++++ DATA EXCERPTS
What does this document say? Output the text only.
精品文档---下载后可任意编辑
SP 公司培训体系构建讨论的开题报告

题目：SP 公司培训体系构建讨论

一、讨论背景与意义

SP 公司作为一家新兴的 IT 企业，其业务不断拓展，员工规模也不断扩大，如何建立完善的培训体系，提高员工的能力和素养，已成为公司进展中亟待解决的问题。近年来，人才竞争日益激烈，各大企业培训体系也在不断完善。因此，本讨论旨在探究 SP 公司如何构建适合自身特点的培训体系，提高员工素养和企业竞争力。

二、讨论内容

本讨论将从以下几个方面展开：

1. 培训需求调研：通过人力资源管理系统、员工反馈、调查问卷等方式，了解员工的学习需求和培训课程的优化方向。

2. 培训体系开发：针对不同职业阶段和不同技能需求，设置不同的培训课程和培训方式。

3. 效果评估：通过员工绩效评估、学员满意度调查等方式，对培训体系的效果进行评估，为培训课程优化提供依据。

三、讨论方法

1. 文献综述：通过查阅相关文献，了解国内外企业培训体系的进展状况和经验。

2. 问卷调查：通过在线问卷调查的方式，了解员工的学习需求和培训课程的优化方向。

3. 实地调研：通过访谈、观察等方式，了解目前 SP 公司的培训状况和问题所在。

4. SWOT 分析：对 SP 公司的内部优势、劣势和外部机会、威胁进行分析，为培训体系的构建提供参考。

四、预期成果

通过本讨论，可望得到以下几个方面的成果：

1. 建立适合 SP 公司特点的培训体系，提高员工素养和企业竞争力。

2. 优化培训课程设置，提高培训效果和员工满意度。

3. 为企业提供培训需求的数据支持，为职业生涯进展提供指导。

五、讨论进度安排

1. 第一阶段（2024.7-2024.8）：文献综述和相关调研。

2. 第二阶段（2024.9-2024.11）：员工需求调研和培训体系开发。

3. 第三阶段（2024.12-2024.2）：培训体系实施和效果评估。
++++++++
→ WHAT YOU ARE ASKED TO DO
Say the number of lines in the listing that hold "提高员工素养和企业竞争力", with no added words.

→ COMPLETE RESPONSE
2